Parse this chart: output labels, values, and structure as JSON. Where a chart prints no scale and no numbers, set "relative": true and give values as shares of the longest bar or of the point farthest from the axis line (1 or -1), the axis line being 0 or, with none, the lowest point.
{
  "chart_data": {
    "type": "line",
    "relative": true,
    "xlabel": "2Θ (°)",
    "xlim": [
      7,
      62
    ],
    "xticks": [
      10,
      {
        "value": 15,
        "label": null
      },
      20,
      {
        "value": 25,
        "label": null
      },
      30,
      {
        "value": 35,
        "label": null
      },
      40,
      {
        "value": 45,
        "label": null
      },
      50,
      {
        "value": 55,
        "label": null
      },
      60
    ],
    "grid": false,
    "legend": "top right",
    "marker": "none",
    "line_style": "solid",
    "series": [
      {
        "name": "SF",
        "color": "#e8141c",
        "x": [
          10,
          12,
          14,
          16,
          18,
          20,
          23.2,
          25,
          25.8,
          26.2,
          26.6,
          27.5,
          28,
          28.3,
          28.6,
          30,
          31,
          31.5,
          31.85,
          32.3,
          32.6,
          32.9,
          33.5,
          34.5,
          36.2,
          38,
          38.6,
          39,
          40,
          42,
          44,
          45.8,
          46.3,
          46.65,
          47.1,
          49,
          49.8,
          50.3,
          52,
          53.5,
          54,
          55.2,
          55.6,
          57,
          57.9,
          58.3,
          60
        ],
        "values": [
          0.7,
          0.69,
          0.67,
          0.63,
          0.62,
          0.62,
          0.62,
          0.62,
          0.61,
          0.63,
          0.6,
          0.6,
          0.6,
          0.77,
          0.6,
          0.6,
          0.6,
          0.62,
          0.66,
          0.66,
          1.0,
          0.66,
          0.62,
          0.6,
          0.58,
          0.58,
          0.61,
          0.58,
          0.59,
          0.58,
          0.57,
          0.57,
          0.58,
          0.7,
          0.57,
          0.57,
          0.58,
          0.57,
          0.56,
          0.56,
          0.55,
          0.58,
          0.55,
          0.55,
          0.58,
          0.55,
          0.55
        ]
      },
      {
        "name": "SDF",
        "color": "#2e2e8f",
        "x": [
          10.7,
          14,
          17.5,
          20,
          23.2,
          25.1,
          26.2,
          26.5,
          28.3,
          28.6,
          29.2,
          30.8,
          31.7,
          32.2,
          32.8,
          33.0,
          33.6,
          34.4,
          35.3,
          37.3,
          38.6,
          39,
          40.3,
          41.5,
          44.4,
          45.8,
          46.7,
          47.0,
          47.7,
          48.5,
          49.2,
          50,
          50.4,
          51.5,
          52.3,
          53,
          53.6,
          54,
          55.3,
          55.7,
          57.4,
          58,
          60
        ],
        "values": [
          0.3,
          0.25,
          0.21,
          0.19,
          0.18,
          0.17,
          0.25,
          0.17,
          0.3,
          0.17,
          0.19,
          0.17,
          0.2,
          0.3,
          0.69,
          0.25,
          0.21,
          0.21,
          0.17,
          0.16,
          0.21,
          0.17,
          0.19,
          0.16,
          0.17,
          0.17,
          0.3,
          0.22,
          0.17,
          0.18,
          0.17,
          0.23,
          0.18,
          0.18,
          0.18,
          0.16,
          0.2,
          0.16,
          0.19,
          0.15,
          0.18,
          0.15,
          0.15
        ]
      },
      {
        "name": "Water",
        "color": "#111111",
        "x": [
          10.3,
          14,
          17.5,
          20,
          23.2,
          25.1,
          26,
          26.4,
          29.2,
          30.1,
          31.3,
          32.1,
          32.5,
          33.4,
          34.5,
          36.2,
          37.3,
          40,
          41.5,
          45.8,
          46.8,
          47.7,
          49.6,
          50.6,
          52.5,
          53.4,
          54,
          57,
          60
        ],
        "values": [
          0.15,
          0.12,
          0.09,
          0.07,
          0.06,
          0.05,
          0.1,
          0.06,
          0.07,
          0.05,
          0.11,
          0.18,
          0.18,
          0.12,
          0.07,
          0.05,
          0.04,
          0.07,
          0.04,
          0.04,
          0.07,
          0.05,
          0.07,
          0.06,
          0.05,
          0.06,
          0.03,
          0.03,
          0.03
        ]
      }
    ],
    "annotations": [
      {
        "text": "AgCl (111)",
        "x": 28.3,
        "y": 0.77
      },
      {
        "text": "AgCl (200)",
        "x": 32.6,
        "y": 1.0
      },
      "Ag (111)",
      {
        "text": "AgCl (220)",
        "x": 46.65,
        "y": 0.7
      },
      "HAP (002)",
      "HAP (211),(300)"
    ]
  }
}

____

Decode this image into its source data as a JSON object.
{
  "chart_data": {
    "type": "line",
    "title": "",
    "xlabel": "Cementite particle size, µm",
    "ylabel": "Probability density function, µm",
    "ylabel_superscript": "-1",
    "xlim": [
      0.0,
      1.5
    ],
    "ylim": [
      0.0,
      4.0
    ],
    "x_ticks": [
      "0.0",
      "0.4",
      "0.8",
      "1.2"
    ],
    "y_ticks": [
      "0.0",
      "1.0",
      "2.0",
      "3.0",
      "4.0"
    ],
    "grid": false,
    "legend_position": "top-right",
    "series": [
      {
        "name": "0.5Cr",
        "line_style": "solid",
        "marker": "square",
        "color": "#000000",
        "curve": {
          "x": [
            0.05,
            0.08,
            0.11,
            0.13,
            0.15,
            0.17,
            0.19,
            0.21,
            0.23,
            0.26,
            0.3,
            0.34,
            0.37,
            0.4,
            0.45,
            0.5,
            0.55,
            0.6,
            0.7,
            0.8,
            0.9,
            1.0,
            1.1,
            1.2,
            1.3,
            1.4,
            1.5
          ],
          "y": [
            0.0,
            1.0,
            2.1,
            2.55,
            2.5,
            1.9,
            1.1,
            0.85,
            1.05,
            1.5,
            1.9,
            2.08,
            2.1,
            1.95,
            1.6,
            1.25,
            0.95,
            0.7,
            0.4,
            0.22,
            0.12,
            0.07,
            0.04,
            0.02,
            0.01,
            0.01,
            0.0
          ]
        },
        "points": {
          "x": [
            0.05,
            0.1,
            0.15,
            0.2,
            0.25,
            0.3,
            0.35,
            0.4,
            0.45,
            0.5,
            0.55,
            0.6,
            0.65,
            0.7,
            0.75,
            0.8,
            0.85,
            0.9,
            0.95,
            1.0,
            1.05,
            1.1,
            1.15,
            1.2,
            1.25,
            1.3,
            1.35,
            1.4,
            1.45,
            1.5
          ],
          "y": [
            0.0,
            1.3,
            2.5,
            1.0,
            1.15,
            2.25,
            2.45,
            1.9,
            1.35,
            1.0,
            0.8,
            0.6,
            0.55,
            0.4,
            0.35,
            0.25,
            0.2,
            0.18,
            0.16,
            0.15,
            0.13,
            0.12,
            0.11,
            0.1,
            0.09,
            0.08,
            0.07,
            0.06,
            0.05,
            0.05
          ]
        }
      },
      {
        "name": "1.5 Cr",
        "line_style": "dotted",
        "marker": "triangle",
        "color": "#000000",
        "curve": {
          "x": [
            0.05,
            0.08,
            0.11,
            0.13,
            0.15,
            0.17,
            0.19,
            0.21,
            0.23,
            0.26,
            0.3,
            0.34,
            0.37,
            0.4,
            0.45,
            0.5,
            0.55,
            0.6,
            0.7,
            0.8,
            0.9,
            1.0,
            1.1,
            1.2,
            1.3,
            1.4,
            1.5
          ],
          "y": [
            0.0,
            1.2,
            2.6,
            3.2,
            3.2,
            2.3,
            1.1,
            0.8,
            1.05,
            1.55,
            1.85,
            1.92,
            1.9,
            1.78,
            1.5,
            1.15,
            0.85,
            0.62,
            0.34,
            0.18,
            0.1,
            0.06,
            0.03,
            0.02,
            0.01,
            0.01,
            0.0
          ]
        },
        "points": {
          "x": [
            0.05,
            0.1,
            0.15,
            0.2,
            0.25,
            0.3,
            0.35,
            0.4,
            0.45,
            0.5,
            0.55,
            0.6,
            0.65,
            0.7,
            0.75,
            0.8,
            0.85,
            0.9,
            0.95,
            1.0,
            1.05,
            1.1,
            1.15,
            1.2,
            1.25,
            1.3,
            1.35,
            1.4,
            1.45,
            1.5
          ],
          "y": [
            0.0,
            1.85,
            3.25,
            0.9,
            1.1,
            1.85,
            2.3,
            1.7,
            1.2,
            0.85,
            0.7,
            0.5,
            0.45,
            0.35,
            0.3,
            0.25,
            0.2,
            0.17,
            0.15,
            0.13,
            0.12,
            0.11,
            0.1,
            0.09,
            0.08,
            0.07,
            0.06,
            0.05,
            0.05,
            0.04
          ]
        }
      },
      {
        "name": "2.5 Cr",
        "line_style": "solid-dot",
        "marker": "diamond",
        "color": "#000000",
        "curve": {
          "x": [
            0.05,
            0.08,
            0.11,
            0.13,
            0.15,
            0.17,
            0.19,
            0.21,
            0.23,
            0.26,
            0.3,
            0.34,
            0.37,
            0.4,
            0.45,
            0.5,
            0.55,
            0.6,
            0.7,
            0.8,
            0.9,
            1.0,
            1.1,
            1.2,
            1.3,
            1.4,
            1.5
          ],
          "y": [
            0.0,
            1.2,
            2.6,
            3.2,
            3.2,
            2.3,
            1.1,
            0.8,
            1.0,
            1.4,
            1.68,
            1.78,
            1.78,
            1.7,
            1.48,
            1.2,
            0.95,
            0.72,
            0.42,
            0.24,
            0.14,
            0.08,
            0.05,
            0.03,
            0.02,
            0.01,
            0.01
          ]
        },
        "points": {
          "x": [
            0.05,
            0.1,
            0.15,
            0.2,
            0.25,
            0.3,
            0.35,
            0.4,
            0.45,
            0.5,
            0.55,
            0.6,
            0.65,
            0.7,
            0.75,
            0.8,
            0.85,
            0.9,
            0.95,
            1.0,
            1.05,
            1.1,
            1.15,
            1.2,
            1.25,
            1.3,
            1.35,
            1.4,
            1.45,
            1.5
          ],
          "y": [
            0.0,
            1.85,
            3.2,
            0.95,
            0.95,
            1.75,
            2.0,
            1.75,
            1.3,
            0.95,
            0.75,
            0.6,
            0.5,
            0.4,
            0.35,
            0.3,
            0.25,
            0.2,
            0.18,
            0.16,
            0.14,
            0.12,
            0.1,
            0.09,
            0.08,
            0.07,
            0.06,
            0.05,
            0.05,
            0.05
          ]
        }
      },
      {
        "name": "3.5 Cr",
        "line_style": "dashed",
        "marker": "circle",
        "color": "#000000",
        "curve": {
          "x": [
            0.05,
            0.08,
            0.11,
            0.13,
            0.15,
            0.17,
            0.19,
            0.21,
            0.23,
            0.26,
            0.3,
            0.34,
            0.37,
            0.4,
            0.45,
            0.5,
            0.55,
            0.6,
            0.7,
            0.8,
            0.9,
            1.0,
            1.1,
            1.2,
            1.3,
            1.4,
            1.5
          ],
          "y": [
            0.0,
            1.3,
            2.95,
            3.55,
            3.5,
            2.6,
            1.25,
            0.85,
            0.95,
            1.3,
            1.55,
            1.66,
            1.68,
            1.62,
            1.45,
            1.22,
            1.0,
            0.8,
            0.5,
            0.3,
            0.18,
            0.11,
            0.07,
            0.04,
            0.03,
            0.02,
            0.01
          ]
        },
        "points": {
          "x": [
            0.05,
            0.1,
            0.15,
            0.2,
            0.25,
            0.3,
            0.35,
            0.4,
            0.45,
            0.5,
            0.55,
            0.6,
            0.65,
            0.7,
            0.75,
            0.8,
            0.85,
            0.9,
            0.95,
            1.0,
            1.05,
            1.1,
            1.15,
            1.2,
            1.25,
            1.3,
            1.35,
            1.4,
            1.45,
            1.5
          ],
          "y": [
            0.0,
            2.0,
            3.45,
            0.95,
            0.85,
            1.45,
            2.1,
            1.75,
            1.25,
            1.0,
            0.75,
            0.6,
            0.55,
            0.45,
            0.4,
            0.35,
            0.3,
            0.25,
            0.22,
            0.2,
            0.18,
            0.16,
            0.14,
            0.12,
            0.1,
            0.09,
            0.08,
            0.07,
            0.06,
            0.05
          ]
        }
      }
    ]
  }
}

____

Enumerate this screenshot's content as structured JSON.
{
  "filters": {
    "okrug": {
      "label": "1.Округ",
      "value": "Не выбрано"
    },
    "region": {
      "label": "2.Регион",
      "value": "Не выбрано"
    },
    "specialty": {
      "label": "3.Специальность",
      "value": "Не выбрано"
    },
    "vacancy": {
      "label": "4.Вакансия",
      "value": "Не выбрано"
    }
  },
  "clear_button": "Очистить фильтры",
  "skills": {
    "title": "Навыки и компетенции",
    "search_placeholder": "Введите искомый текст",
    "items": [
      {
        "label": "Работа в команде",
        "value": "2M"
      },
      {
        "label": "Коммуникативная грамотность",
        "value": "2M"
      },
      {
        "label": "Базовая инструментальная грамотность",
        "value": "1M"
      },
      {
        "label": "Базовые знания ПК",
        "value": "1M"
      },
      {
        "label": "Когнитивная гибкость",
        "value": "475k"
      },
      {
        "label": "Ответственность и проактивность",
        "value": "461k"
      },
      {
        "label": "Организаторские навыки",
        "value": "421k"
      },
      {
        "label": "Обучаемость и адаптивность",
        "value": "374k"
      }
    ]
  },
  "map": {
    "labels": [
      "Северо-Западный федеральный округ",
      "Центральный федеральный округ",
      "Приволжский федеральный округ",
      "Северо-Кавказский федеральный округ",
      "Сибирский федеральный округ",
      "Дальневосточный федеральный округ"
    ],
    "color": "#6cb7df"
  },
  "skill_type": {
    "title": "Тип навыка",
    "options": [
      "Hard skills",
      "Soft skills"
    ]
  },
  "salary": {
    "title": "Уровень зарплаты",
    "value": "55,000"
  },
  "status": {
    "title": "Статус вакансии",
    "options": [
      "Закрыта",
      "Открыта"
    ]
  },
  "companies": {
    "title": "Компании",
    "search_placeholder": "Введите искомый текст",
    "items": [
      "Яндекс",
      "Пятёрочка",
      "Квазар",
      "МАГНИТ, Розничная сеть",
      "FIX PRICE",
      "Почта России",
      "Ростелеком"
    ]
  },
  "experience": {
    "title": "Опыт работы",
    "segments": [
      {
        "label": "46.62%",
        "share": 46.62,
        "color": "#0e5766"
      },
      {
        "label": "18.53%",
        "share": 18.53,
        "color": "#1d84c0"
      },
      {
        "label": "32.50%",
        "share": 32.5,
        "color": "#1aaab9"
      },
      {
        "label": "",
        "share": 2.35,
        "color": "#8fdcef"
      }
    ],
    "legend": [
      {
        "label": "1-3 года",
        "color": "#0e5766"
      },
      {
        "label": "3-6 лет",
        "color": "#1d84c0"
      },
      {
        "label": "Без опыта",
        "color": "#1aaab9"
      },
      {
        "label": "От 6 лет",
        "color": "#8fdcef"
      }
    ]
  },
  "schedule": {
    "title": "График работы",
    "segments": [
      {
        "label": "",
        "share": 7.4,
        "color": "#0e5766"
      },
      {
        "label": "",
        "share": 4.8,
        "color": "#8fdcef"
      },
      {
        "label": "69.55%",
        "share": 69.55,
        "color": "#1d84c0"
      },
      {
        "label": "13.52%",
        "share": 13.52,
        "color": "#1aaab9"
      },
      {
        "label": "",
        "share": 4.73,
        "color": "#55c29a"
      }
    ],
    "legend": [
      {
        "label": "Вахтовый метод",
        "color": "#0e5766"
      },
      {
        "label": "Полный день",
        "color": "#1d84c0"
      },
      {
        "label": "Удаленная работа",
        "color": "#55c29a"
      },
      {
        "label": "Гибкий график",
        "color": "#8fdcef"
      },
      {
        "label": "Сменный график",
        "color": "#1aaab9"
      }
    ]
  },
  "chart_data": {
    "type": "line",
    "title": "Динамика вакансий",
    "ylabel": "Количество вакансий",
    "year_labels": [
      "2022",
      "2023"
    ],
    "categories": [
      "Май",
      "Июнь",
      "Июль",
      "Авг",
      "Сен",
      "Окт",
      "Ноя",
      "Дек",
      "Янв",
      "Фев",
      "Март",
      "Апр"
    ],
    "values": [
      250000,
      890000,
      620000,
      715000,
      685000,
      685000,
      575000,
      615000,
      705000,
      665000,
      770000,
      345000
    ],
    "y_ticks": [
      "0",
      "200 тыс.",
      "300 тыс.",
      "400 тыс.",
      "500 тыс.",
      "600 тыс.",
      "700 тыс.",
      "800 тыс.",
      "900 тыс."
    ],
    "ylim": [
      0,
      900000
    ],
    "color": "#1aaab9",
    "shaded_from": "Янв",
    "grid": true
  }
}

____

## WHAT THE EXERCISE ASKS
Return each line of the data that contains the string "грамотность".

## RESULT FOR THIS EXERCISE
        "label": "Коммуникативная грамотность",
        "label": "Базовая инструментальная грамотность",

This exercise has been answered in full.